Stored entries
---*---
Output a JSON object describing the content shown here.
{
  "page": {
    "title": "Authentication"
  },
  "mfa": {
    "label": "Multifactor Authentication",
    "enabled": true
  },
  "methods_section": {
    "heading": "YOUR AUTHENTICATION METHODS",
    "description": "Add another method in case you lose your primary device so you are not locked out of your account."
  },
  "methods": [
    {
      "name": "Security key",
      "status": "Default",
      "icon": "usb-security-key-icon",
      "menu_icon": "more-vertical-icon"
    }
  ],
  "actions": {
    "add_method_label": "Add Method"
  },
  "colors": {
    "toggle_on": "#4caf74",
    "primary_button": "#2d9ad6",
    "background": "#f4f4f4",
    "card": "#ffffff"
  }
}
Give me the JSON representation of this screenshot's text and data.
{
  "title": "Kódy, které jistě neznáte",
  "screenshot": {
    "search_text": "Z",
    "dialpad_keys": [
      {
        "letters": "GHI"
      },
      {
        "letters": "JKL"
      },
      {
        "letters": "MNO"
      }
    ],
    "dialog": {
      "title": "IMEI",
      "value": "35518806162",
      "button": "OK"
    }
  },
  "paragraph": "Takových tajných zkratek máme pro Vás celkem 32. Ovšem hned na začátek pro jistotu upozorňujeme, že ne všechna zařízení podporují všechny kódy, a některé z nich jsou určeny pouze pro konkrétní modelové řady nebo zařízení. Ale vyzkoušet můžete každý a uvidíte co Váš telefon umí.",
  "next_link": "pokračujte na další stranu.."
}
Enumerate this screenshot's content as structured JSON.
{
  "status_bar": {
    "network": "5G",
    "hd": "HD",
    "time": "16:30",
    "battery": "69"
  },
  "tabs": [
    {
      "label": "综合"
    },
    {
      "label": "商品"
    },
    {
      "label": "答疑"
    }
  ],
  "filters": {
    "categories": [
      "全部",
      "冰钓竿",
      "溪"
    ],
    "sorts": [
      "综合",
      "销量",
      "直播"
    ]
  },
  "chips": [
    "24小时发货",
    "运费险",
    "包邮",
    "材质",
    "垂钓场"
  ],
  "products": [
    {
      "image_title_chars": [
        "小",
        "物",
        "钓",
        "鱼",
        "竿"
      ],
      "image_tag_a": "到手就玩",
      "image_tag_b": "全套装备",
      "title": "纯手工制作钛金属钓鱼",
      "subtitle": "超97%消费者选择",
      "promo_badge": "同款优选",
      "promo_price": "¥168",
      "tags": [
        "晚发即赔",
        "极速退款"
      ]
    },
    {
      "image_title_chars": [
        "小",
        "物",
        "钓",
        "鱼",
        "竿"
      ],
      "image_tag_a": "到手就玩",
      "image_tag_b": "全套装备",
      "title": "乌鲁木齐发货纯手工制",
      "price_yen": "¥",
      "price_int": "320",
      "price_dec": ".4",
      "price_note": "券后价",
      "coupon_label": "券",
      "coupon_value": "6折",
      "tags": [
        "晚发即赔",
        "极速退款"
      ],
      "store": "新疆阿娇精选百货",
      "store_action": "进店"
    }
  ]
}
---*---
TASK TO CARRY OUT: Every entry above should be retyped exactly as shown.

RESULT OF THE EXERCISE:
Output a JSON object describing the content shown here.
{
  "page": {
    "title": "Authentication"
  },
  "mfa": {
    "label": "Multifactor Authentication",
    "enabled": true
  },
  "methods_section": {
    "heading": "YOUR AUTHENTICATION METHODS",
    "description": "Add another method in case you lose your primary device so you are not locked out of your account."
  },
  "methods": [
    {
      "name": "Security key",
      "status": "Default",
      "icon": "usb-security-key-icon",
      "menu_icon": "more-vertical-icon"
    }
  ],
  "actions": {
    "add_method_label": "Add Method"
  },
  "colors": {
    "toggle_on": "#4caf74",
    "primary_button": "#2d9ad6",
    "background": "#f4f4f4",
    "card": "#ffffff"
  }
}
Give me the JSON representation of this screenshot's text and data.
{
  "title": "Kódy, které jistě neznáte",
  "screenshot": {
    "search_text": "Z",
    "dialpad_keys": [
      {
        "letters": "GHI"
      },
      {
        "letters": "JKL"
      },
      {
        "letters": "MNO"
      }
    ],
    "dialog": {
      "title": "IMEI",
      "value": "35518806162",
      "button": "OK"
    }
  },
  "paragraph": "Takových tajných zkratek máme pro Vás celkem 32. Ovšem hned na začátek pro jistotu upozorňujeme, že ne všechna zařízení podporují všechny kódy, a některé z nich jsou určeny pouze pro konkrétní modelové řady nebo zařízení. Ale vyzkoušet můžete každý a uvidíte co Váš telefon umí.",
  "next_link": "pokračujte na další stranu.."
}
Enumerate this screenshot's content as structured JSON.
{
  "status_bar": {
    "network": "5G",
    "hd": "HD",
    "time": "16:30",
    "battery": "69"
  },
  "tabs": [
    {
      "label": "综合"
    },
    {
      "label": "商品"
    },
    {
      "label": "答疑"
    }
  ],
  "filters": {
    "categories": [
      "全部",
      "冰钓竿",
      "溪"
    ],
    "sorts": [
      "综合",
      "销量",
      "直播"
    ]
  },
  "chips": [
    "24小时发货",
    "运费险",
    "包邮",
    "材质",
    "垂钓场"
  ],
  "products": [
    {
      "image_title_chars": [
        "小",
        "物",
        "钓",
        "鱼",
        "竿"
      ],
      "image_tag_a": "到手就玩",
      "image_tag_b": "全套装备",
      "title": "纯手工制作钛金属钓鱼",
      "subtitle": "超97%消费者选择",
      "promo_badge": "同款优选",
      "promo_price": "¥168",
      "tags": [
        "晚发即赔",
        "极速退款"
      ]
    },
    {
      "image_title_chars": [
        "小",
        "物",
        "钓",
        "鱼",
        "竿"
      ],
      "image_tag_a": "到手就玩",
      "image_tag_b": "全套装备",
      "title": "乌鲁木齐发货纯手工制",
      "price_yen": "¥",
      "price_int": "320",
      "price_dec": ".4",
      "price_note": "券后价",
      "coupon_label": "券",
      "coupon_value": "6折",
      "tags": [
        "晚发即赔",
        "极速退款"
      ],
      "store": "新疆阿娇精选百货",
      "store_action": "进店"
    }
  ]
}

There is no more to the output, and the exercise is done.